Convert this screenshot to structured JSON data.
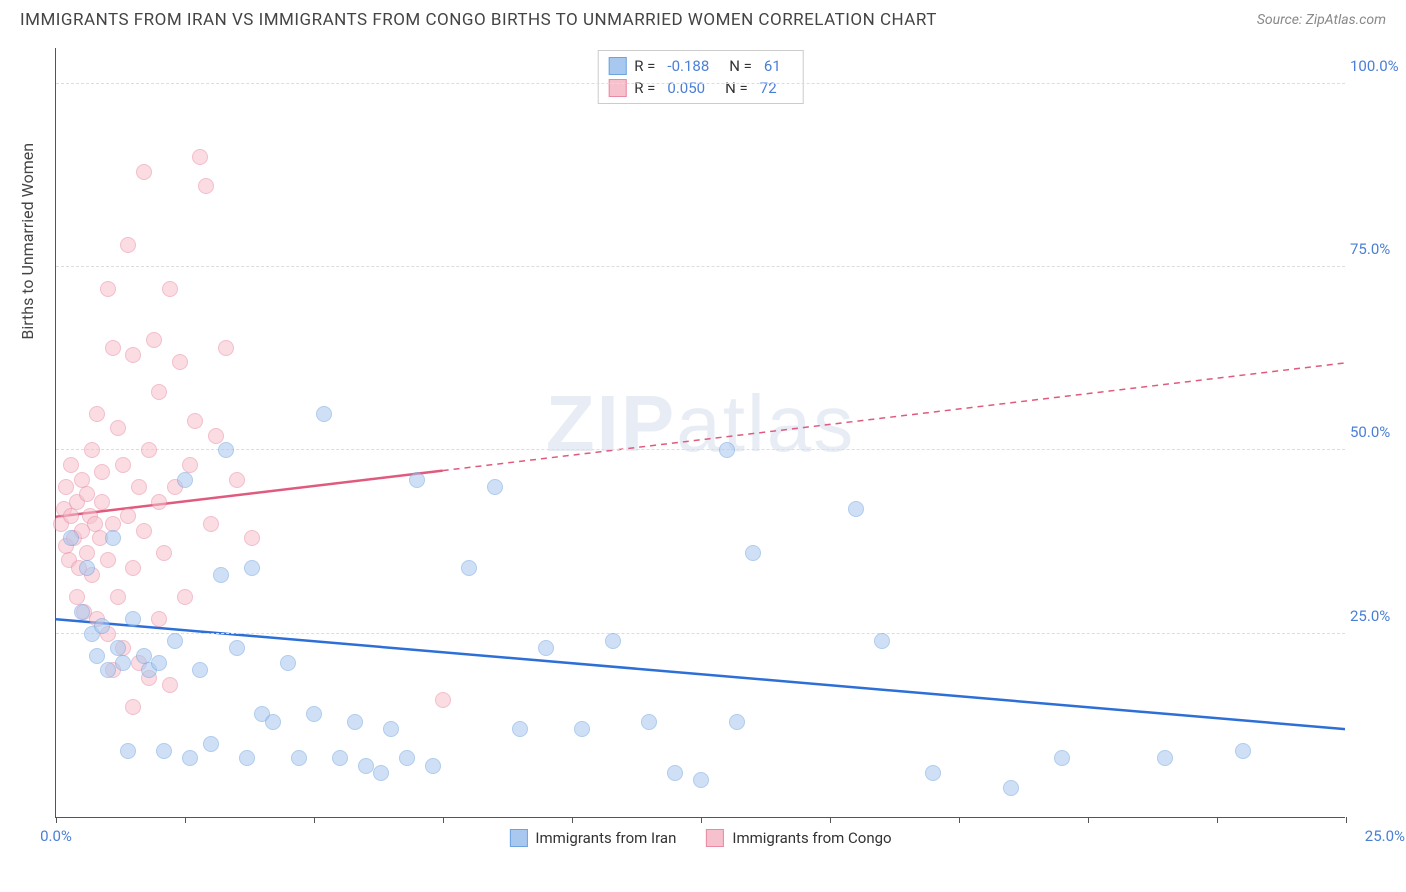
{
  "title": "IMMIGRANTS FROM IRAN VS IMMIGRANTS FROM CONGO BIRTHS TO UNMARRIED WOMEN CORRELATION CHART",
  "source": "Source: ZipAtlas.com",
  "watermark": {
    "part1": "ZIP",
    "part2": "atlas"
  },
  "y_axis_label": "Births to Unmarried Women",
  "chart": {
    "type": "scatter",
    "xlim": [
      0,
      25
    ],
    "ylim": [
      0,
      105
    ],
    "y_ticks": [
      25,
      50,
      75,
      100
    ],
    "y_tick_labels": [
      "25.0%",
      "50.0%",
      "75.0%",
      "100.0%"
    ],
    "x_tick_positions": [
      0,
      2.5,
      5,
      7.5,
      10,
      12.5,
      15,
      17.5,
      20,
      22.5,
      25
    ],
    "x_start_label": "0.0%",
    "x_end_label": "25.0%",
    "background_color": "#ffffff",
    "grid_color": "#dddddd",
    "axis_color": "#555555",
    "label_color": "#4a7fd6",
    "point_radius": 8,
    "point_opacity": 0.55,
    "series": [
      {
        "name": "Immigrants from Iran",
        "fill": "#a8c8f0",
        "stroke": "#6fa3e0",
        "line_color": "#2d6fd6",
        "R": "-0.188",
        "N": "61",
        "trend": {
          "x1": 0,
          "y1": 27,
          "x2": 25,
          "y2": 12,
          "solid_until_x": 25
        },
        "points": [
          [
            0.3,
            38
          ],
          [
            0.5,
            28
          ],
          [
            0.6,
            34
          ],
          [
            0.7,
            25
          ],
          [
            0.8,
            22
          ],
          [
            0.9,
            26
          ],
          [
            1.0,
            20
          ],
          [
            1.1,
            38
          ],
          [
            1.2,
            23
          ],
          [
            1.3,
            21
          ],
          [
            1.4,
            9
          ],
          [
            1.5,
            27
          ],
          [
            1.7,
            22
          ],
          [
            1.8,
            20
          ],
          [
            2.0,
            21
          ],
          [
            2.1,
            9
          ],
          [
            2.3,
            24
          ],
          [
            2.5,
            46
          ],
          [
            2.6,
            8
          ],
          [
            2.8,
            20
          ],
          [
            3.0,
            10
          ],
          [
            3.2,
            33
          ],
          [
            3.3,
            50
          ],
          [
            3.5,
            23
          ],
          [
            3.7,
            8
          ],
          [
            3.8,
            34
          ],
          [
            4.0,
            14
          ],
          [
            4.2,
            13
          ],
          [
            4.5,
            21
          ],
          [
            4.7,
            8
          ],
          [
            5.0,
            14
          ],
          [
            5.2,
            55
          ],
          [
            5.5,
            8
          ],
          [
            5.8,
            13
          ],
          [
            6.0,
            7
          ],
          [
            6.3,
            6
          ],
          [
            6.5,
            12
          ],
          [
            6.8,
            8
          ],
          [
            7.0,
            46
          ],
          [
            7.3,
            7
          ],
          [
            8.0,
            34
          ],
          [
            8.5,
            45
          ],
          [
            9.0,
            12
          ],
          [
            9.5,
            23
          ],
          [
            10.2,
            12
          ],
          [
            10.8,
            24
          ],
          [
            11.5,
            13
          ],
          [
            12.0,
            6
          ],
          [
            12.5,
            5
          ],
          [
            13.0,
            50
          ],
          [
            13.2,
            13
          ],
          [
            13.5,
            36
          ],
          [
            15.5,
            42
          ],
          [
            16.0,
            24
          ],
          [
            17.0,
            6
          ],
          [
            18.5,
            4
          ],
          [
            19.5,
            8
          ],
          [
            21.5,
            8
          ],
          [
            23.0,
            9
          ]
        ]
      },
      {
        "name": "Immigrants from Congo",
        "fill": "#f6c0cc",
        "stroke": "#e88aa3",
        "line_color": "#e05a7d",
        "R": "0.050",
        "N": "72",
        "trend": {
          "x1": 0,
          "y1": 41,
          "x2": 25,
          "y2": 62,
          "solid_until_x": 7.5
        },
        "points": [
          [
            0.1,
            40
          ],
          [
            0.15,
            42
          ],
          [
            0.2,
            37
          ],
          [
            0.2,
            45
          ],
          [
            0.25,
            35
          ],
          [
            0.3,
            41
          ],
          [
            0.3,
            48
          ],
          [
            0.35,
            38
          ],
          [
            0.4,
            30
          ],
          [
            0.4,
            43
          ],
          [
            0.45,
            34
          ],
          [
            0.5,
            46
          ],
          [
            0.5,
            39
          ],
          [
            0.55,
            28
          ],
          [
            0.6,
            44
          ],
          [
            0.6,
            36
          ],
          [
            0.65,
            41
          ],
          [
            0.7,
            50
          ],
          [
            0.7,
            33
          ],
          [
            0.75,
            40
          ],
          [
            0.8,
            55
          ],
          [
            0.8,
            27
          ],
          [
            0.85,
            38
          ],
          [
            0.9,
            47
          ],
          [
            0.9,
            43
          ],
          [
            1.0,
            72
          ],
          [
            1.0,
            35
          ],
          [
            1.0,
            25
          ],
          [
            1.1,
            64
          ],
          [
            1.1,
            40
          ],
          [
            1.1,
            20
          ],
          [
            1.2,
            30
          ],
          [
            1.2,
            53
          ],
          [
            1.3,
            48
          ],
          [
            1.3,
            23
          ],
          [
            1.4,
            41
          ],
          [
            1.4,
            78
          ],
          [
            1.5,
            63
          ],
          [
            1.5,
            34
          ],
          [
            1.5,
            15
          ],
          [
            1.6,
            45
          ],
          [
            1.6,
            21
          ],
          [
            1.7,
            39
          ],
          [
            1.7,
            88
          ],
          [
            1.8,
            50
          ],
          [
            1.8,
            19
          ],
          [
            1.9,
            65
          ],
          [
            2.0,
            43
          ],
          [
            2.0,
            27
          ],
          [
            2.0,
            58
          ],
          [
            2.1,
            36
          ],
          [
            2.2,
            72
          ],
          [
            2.2,
            18
          ],
          [
            2.3,
            45
          ],
          [
            2.4,
            62
          ],
          [
            2.5,
            30
          ],
          [
            2.6,
            48
          ],
          [
            2.7,
            54
          ],
          [
            2.8,
            90
          ],
          [
            2.9,
            86
          ],
          [
            3.0,
            40
          ],
          [
            3.1,
            52
          ],
          [
            3.3,
            64
          ],
          [
            3.5,
            46
          ],
          [
            3.8,
            38
          ],
          [
            7.5,
            16
          ]
        ]
      }
    ]
  },
  "legend_top": {
    "r_label": "R =",
    "n_label": "N ="
  },
  "legend_bottom": {
    "items": [
      "Immigrants from Iran",
      "Immigrants from Congo"
    ]
  }
}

======

* [WHAT YOU WILL DO]
Copy the records exactly. Skip the pictures.

* [TASK ANSWER]
Convert this screenshot to structured JSON data.
{
  "title": "IMMIGRANTS FROM IRAN VS IMMIGRANTS FROM CONGO BIRTHS TO UNMARRIED WOMEN CORRELATION CHART",
  "source": "Source: ZipAtlas.com",
  "watermark": {
    "part1": "ZIP",
    "part2": "atlas"
  },
  "y_axis_label": "Births to Unmarried Women",
  "chart": {
    "type": "scatter",
    "xlim": [
      0,
      25
    ],
    "ylim": [
      0,
      105
    ],
    "y_ticks": [
      25,
      50,
      75,
      100
    ],
    "y_tick_labels": [
      "25.0%",
      "50.0%",
      "75.0%",
      "100.0%"
    ],
    "x_tick_positions": [
      0,
      2.5,
      5,
      7.5,
      10,
      12.5,
      15,
      17.5,
      20,
      22.5,
      25
    ],
    "x_start_label": "0.0%",
    "x_end_label": "25.0%",
    "background_color": "#ffffff",
    "grid_color": "#dddddd",
    "axis_color": "#555555",
    "label_color": "#4a7fd6",
    "point_radius": 8,
    "point_opacity": 0.55,
    "series": [
      {
        "name": "Immigrants from Iran",
        "fill": "#a8c8f0",
        "stroke": "#6fa3e0",
        "line_color": "#2d6fd6",
        "R": "-0.188",
        "N": "61",
        "trend": {
          "x1": 0,
          "y1": 27,
          "x2": 25,
          "y2": 12,
          "solid_until_x": 25
        },
        "points": [
          [
            0.3,
            38
          ],
          [
            0.5,
            28
          ],
          [
            0.6,
            34
          ],
          [
            0.7,
            25
          ],
          [
            0.8,
            22
          ],
          [
            0.9,
            26
          ],
          [
            1.0,
            20
          ],
          [
            1.1,
            38
          ],
          [
            1.2,
            23
          ],
          [
            1.3,
            21
          ],
          [
            1.4,
            9
          ],
          [
            1.5,
            27
          ],
          [
            1.7,
            22
          ],
          [
            1.8,
            20
          ],
          [
            2.0,
            21
          ],
          [
            2.1,
            9
          ],
          [
            2.3,
            24
          ],
          [
            2.5,
            46
          ],
          [
            2.6,
            8
          ],
          [
            2.8,
            20
          ],
          [
            3.0,
            10
          ],
          [
            3.2,
            33
          ],
          [
            3.3,
            50
          ],
          [
            3.5,
            23
          ],
          [
            3.7,
            8
          ],
          [
            3.8,
            34
          ],
          [
            4.0,
            14
          ],
          [
            4.2,
            13
          ],
          [
            4.5,
            21
          ],
          [
            4.7,
            8
          ],
          [
            5.0,
            14
          ],
          [
            5.2,
            55
          ],
          [
            5.5,
            8
          ],
          [
            5.8,
            13
          ],
          [
            6.0,
            7
          ],
          [
            6.3,
            6
          ],
          [
            6.5,
            12
          ],
          [
            6.8,
            8
          ],
          [
            7.0,
            46
          ],
          [
            7.3,
            7
          ],
          [
            8.0,
            34
          ],
          [
            8.5,
            45
          ],
          [
            9.0,
            12
          ],
          [
            9.5,
            23
          ],
          [
            10.2,
            12
          ],
          [
            10.8,
            24
          ],
          [
            11.5,
            13
          ],
          [
            12.0,
            6
          ],
          [
            12.5,
            5
          ],
          [
            13.0,
            50
          ],
          [
            13.2,
            13
          ],
          [
            13.5,
            36
          ],
          [
            15.5,
            42
          ],
          [
            16.0,
            24
          ],
          [
            17.0,
            6
          ],
          [
            18.5,
            4
          ],
          [
            19.5,
            8
          ],
          [
            21.5,
            8
          ],
          [
            23.0,
            9
          ]
        ]
      },
      {
        "name": "Immigrants from Congo",
        "fill": "#f6c0cc",
        "stroke": "#e88aa3",
        "line_color": "#e05a7d",
        "R": "0.050",
        "N": "72",
        "trend": {
          "x1": 0,
          "y1": 41,
          "x2": 25,
          "y2": 62,
          "solid_until_x": 7.5
        },
        "points": [
          [
            0.1,
            40
          ],
          [
            0.15,
            42
          ],
          [
            0.2,
            37
          ],
          [
            0.2,
            45
          ],
          [
            0.25,
            35
          ],
          [
            0.3,
            41
          ],
          [
            0.3,
            48
          ],
          [
            0.35,
            38
          ],
          [
            0.4,
            30
          ],
          [
            0.4,
            43
          ],
          [
            0.45,
            34
          ],
          [
            0.5,
            46
          ],
          [
            0.5,
            39
          ],
          [
            0.55,
            28
          ],
          [
            0.6,
            44
          ],
          [
            0.6,
            36
          ],
          [
            0.65,
            41
          ],
          [
            0.7,
            50
          ],
          [
            0.7,
            33
          ],
          [
            0.75,
            40
          ],
          [
            0.8,
            55
          ],
          [
            0.8,
            27
          ],
          [
            0.85,
            38
          ],
          [
            0.9,
            47
          ],
          [
            0.9,
            43
          ],
          [
            1.0,
            72
          ],
          [
            1.0,
            35
          ],
          [
            1.0,
            25
          ],
          [
            1.1,
            64
          ],
          [
            1.1,
            40
          ],
          [
            1.1,
            20
          ],
          [
            1.2,
            30
          ],
          [
            1.2,
            53
          ],
          [
            1.3,
            48
          ],
          [
            1.3,
            23
          ],
          [
            1.4,
            41
          ],
          [
            1.4,
            78
          ],
          [
            1.5,
            63
          ],
          [
            1.5,
            34
          ],
          [
            1.5,
            15
          ],
          [
            1.6,
            45
          ],
          [
            1.6,
            21
          ],
          [
            1.7,
            39
          ],
          [
            1.7,
            88
          ],
          [
            1.8,
            50
          ],
          [
            1.8,
            19
          ],
          [
            1.9,
            65
          ],
          [
            2.0,
            43
          ],
          [
            2.0,
            27
          ],
          [
            2.0,
            58
          ],
          [
            2.1,
            36
          ],
          [
            2.2,
            72
          ],
          [
            2.2,
            18
          ],
          [
            2.3,
            45
          ],
          [
            2.4,
            62
          ],
          [
            2.5,
            30
          ],
          [
            2.6,
            48
          ],
          [
            2.7,
            54
          ],
          [
            2.8,
            90
          ],
          [
            2.9,
            86
          ],
          [
            3.0,
            40
          ],
          [
            3.1,
            52
          ],
          [
            3.3,
            64
          ],
          [
            3.5,
            46
          ],
          [
            3.8,
            38
          ],
          [
            7.5,
            16
          ]
        ]
      }
    ]
  },
  "legend_top": {
    "r_label": "R =",
    "n_label": "N ="
  },
  "legend_bottom": {
    "items": [
      "Immigrants from Iran",
      "Immigrants from Congo"
    ]
  }
}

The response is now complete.